::: DATA LISTING

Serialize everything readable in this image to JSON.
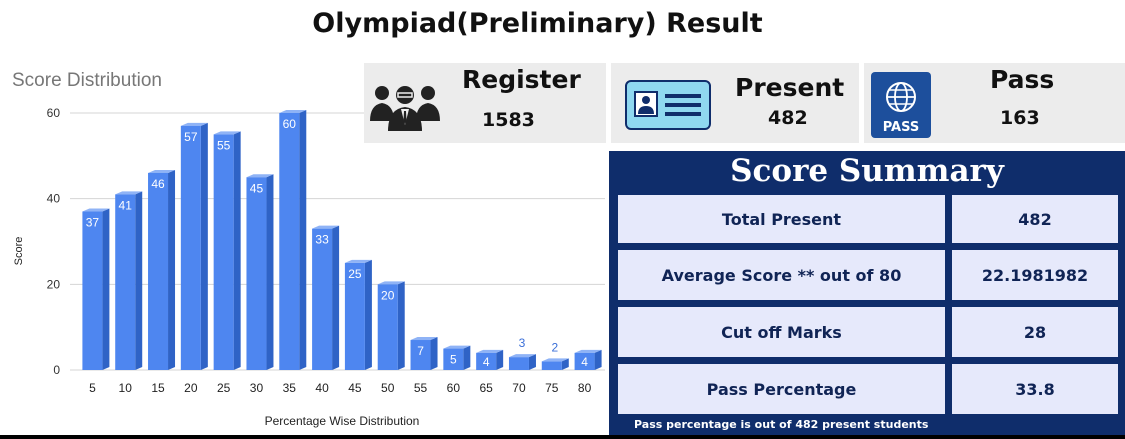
{
  "title": "Olympiad(Preliminary) Result",
  "chart_heading": "Score Distribution",
  "cards": {
    "register": {
      "label": "Register",
      "value": "1583",
      "icon": "group-icon"
    },
    "present": {
      "label": "Present",
      "value": "482",
      "icon": "id-card-icon"
    },
    "pass": {
      "label": "Pass",
      "value": "163",
      "icon": "passport-icon"
    }
  },
  "summary": {
    "title": "Score Summary",
    "rows": [
      {
        "label": "Total Present",
        "value": "482"
      },
      {
        "label": "Average Score ** out of  80",
        "value": "22.1981982"
      },
      {
        "label": "Cut off Marks",
        "value": "28"
      },
      {
        "label": "Pass Percentage",
        "value": "33.8"
      }
    ],
    "note": "Pass percentage is out of 482 present students"
  },
  "colors": {
    "bar": "#4e86f0",
    "bar_top": "#8fb3f6",
    "bar_side": "#2f63c6",
    "summary_bg": "#0f2d6b",
    "cell_bg": "#e6e9fb"
  },
  "chart_data": {
    "type": "bar",
    "title": "Score Distribution",
    "xlabel": "Percentage Wise Distribution",
    "ylabel": "Score",
    "categories": [
      "5",
      "10",
      "15",
      "20",
      "25",
      "30",
      "35",
      "40",
      "45",
      "50",
      "55",
      "60",
      "65",
      "70",
      "75",
      "80"
    ],
    "values": [
      37,
      41,
      46,
      57,
      55,
      45,
      60,
      33,
      25,
      20,
      7,
      5,
      4,
      3,
      2,
      4
    ],
    "ylim": [
      0,
      60
    ],
    "yticks": [
      0,
      20,
      40,
      60
    ],
    "grid": true,
    "legend": "none"
  }
}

::::::

REQUIREMENTS:
All preceding records should be duplicated verbatim, images excepted.

SOLVED PROBLEM:
Serialize everything readable in this image to JSON.
{
  "title": "Olympiad(Preliminary) Result",
  "chart_heading": "Score Distribution",
  "cards": {
    "register": {
      "label": "Register",
      "value": "1583",
      "icon": "group-icon"
    },
    "present": {
      "label": "Present",
      "value": "482",
      "icon": "id-card-icon"
    },
    "pass": {
      "label": "Pass",
      "value": "163",
      "icon": "passport-icon"
    }
  },
  "summary": {
    "title": "Score Summary",
    "rows": [
      {
        "label": "Total Present",
        "value": "482"
      },
      {
        "label": "Average Score ** out of  80",
        "value": "22.1981982"
      },
      {
        "label": "Cut off Marks",
        "value": "28"
      },
      {
        "label": "Pass Percentage",
        "value": "33.8"
      }
    ],
    "note": "Pass percentage is out of 482 present students"
  },
  "colors": {
    "bar": "#4e86f0",
    "bar_top": "#8fb3f6",
    "bar_side": "#2f63c6",
    "summary_bg": "#0f2d6b",
    "cell_bg": "#e6e9fb"
  },
  "chart_data": {
    "type": "bar",
    "title": "Score Distribution",
    "xlabel": "Percentage Wise Distribution",
    "ylabel": "Score",
    "categories": [
      "5",
      "10",
      "15",
      "20",
      "25",
      "30",
      "35",
      "40",
      "45",
      "50",
      "55",
      "60",
      "65",
      "70",
      "75",
      "80"
    ],
    "values": [
      37,
      41,
      46,
      57,
      55,
      45,
      60,
      33,
      25,
      20,
      7,
      5,
      4,
      3,
      2,
      4
    ],
    "ylim": [
      0,
      60
    ],
    "yticks": [
      0,
      20,
      40,
      60
    ],
    "grid": true,
    "legend": "none"
  }
}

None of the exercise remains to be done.